THE EXERCISE
Each line below must be set down exactly; omit any image you find.

RECORDS SUPPLIED

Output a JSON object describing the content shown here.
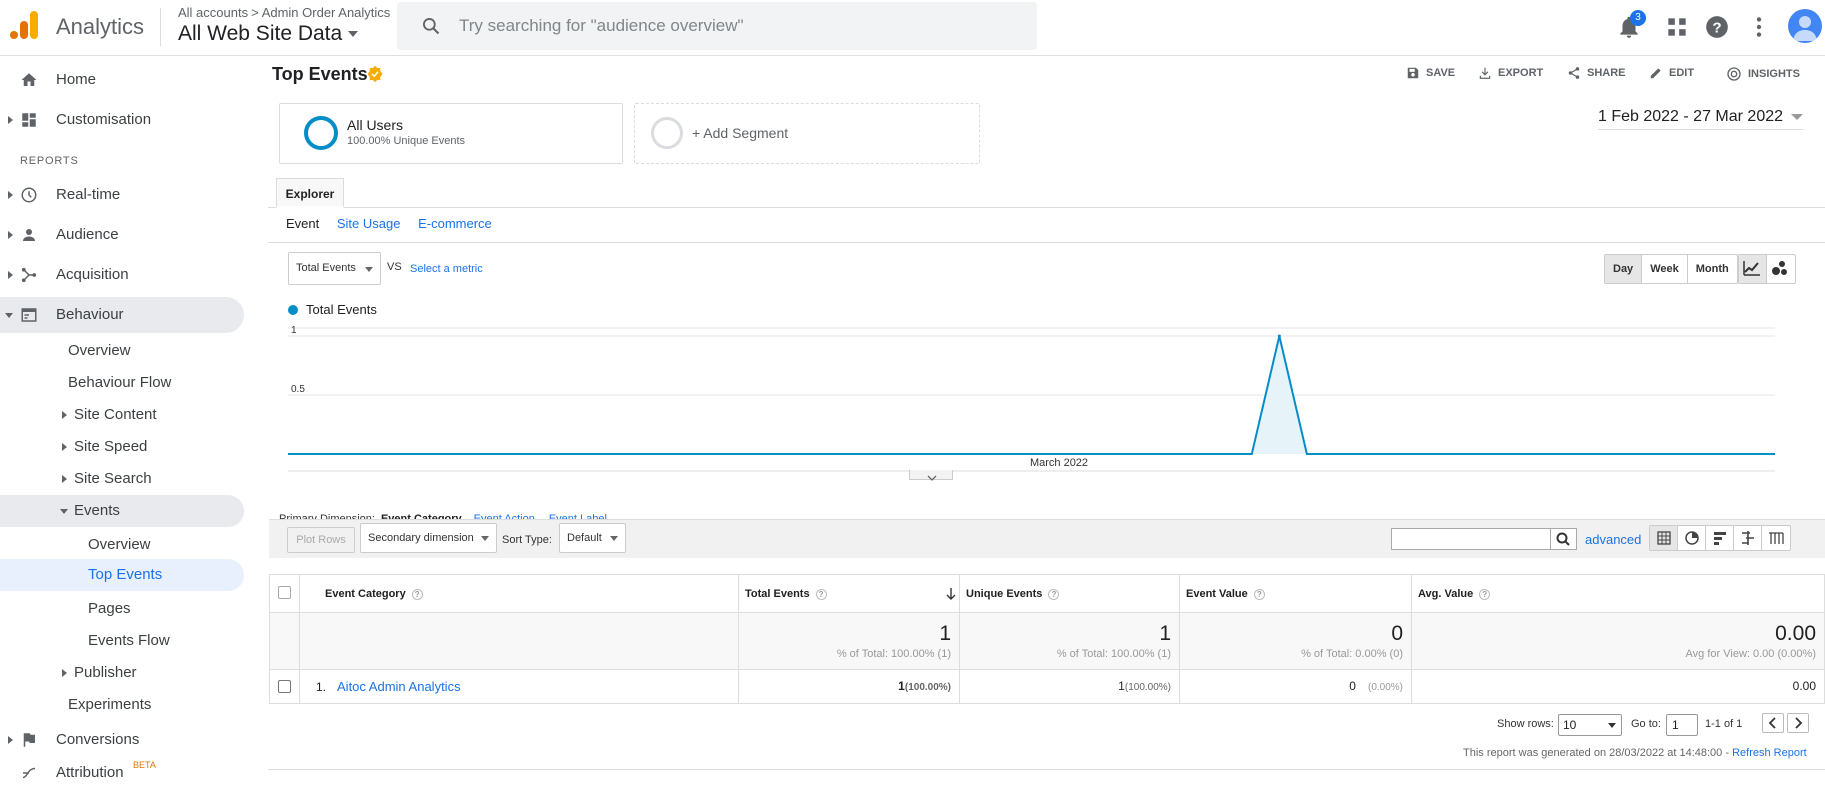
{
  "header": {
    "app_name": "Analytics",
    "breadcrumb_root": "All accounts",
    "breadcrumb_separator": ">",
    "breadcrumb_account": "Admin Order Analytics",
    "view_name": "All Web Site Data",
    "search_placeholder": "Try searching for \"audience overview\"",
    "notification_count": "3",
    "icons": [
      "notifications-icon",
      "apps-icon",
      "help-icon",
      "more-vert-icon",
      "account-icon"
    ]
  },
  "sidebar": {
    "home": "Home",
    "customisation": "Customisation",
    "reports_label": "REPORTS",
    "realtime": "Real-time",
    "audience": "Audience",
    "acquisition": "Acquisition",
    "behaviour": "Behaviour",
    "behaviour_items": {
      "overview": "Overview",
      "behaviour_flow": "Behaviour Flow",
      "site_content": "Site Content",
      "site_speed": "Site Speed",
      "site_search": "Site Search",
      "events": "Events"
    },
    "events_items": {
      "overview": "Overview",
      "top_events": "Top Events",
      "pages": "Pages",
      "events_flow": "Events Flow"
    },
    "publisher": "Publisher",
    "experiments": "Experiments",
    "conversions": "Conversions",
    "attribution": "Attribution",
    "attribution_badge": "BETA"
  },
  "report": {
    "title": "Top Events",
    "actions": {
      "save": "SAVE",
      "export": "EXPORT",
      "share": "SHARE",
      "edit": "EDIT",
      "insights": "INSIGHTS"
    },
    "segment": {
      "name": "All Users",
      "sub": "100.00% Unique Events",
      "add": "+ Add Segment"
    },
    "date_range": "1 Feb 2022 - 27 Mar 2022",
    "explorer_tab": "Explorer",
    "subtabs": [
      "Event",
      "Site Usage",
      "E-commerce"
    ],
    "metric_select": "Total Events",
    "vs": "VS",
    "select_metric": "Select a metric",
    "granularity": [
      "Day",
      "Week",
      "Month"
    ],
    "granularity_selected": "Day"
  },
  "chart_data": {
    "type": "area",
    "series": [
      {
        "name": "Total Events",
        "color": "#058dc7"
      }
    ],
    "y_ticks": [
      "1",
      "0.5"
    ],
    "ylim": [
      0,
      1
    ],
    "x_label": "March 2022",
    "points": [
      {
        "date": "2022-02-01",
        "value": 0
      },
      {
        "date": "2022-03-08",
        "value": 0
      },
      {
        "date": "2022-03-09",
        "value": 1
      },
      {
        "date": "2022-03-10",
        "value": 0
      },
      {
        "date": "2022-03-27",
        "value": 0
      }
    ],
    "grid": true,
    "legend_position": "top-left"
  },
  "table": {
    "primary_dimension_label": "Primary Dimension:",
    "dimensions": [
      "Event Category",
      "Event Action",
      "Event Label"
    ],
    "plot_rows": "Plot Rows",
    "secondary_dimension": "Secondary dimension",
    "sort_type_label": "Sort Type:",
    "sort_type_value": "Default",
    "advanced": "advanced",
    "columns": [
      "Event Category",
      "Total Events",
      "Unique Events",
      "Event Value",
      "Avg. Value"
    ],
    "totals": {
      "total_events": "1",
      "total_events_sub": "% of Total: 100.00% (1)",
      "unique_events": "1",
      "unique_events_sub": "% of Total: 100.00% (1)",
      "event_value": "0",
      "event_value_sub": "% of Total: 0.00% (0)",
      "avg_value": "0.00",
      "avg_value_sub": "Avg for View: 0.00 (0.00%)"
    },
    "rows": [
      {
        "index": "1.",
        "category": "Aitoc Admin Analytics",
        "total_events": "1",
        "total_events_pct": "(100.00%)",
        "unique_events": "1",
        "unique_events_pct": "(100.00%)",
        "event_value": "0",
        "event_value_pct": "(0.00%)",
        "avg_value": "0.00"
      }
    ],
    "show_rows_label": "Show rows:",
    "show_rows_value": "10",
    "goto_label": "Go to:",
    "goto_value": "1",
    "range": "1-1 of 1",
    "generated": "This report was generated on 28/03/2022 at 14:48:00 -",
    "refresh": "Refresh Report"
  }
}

REPLY
Output a JSON object describing the content shown here.
{
  "header": {
    "app_name": "Analytics",
    "breadcrumb_root": "All accounts",
    "breadcrumb_separator": ">",
    "breadcrumb_account": "Admin Order Analytics",
    "view_name": "All Web Site Data",
    "search_placeholder": "Try searching for \"audience overview\"",
    "notification_count": "3",
    "icons": [
      "notifications-icon",
      "apps-icon",
      "help-icon",
      "more-vert-icon",
      "account-icon"
    ]
  },
  "sidebar": {
    "home": "Home",
    "customisation": "Customisation",
    "reports_label": "REPORTS",
    "realtime": "Real-time",
    "audience": "Audience",
    "acquisition": "Acquisition",
    "behaviour": "Behaviour",
    "behaviour_items": {
      "overview": "Overview",
      "behaviour_flow": "Behaviour Flow",
      "site_content": "Site Content",
      "site_speed": "Site Speed",
      "site_search": "Site Search",
      "events": "Events"
    },
    "events_items": {
      "overview": "Overview",
      "top_events": "Top Events",
      "pages": "Pages",
      "events_flow": "Events Flow"
    },
    "publisher": "Publisher",
    "experiments": "Experiments",
    "conversions": "Conversions",
    "attribution": "Attribution",
    "attribution_badge": "BETA"
  },
  "report": {
    "title": "Top Events",
    "actions": {
      "save": "SAVE",
      "export": "EXPORT",
      "share": "SHARE",
      "edit": "EDIT",
      "insights": "INSIGHTS"
    },
    "segment": {
      "name": "All Users",
      "sub": "100.00% Unique Events",
      "add": "+ Add Segment"
    },
    "date_range": "1 Feb 2022 - 27 Mar 2022",
    "explorer_tab": "Explorer",
    "subtabs": [
      "Event",
      "Site Usage",
      "E-commerce"
    ],
    "metric_select": "Total Events",
    "vs": "VS",
    "select_metric": "Select a metric",
    "granularity": [
      "Day",
      "Week",
      "Month"
    ],
    "granularity_selected": "Day"
  },
  "chart_data": {
    "type": "area",
    "series": [
      {
        "name": "Total Events",
        "color": "#058dc7"
      }
    ],
    "y_ticks": [
      "1",
      "0.5"
    ],
    "ylim": [
      0,
      1
    ],
    "x_label": "March 2022",
    "points": [
      {
        "date": "2022-02-01",
        "value": 0
      },
      {
        "date": "2022-03-08",
        "value": 0
      },
      {
        "date": "2022-03-09",
        "value": 1
      },
      {
        "date": "2022-03-10",
        "value": 0
      },
      {
        "date": "2022-03-27",
        "value": 0
      }
    ],
    "grid": true,
    "legend_position": "top-left"
  },
  "table": {
    "primary_dimension_label": "Primary Dimension:",
    "dimensions": [
      "Event Category",
      "Event Action",
      "Event Label"
    ],
    "plot_rows": "Plot Rows",
    "secondary_dimension": "Secondary dimension",
    "sort_type_label": "Sort Type:",
    "sort_type_value": "Default",
    "advanced": "advanced",
    "columns": [
      "Event Category",
      "Total Events",
      "Unique Events",
      "Event Value",
      "Avg. Value"
    ],
    "totals": {
      "total_events": "1",
      "total_events_sub": "% of Total: 100.00% (1)",
      "unique_events": "1",
      "unique_events_sub": "% of Total: 100.00% (1)",
      "event_value": "0",
      "event_value_sub": "% of Total: 0.00% (0)",
      "avg_value": "0.00",
      "avg_value_sub": "Avg for View: 0.00 (0.00%)"
    },
    "rows": [
      {
        "index": "1.",
        "category": "Aitoc Admin Analytics",
        "total_events": "1",
        "total_events_pct": "(100.00%)",
        "unique_events": "1",
        "unique_events_pct": "(100.00%)",
        "event_value": "0",
        "event_value_pct": "(0.00%)",
        "avg_value": "0.00"
      }
    ],
    "show_rows_label": "Show rows:",
    "show_rows_value": "10",
    "goto_label": "Go to:",
    "goto_value": "1",
    "range": "1-1 of 1",
    "generated": "This report was generated on 28/03/2022 at 14:48:00 -",
    "refresh": "Refresh Report"
  }
}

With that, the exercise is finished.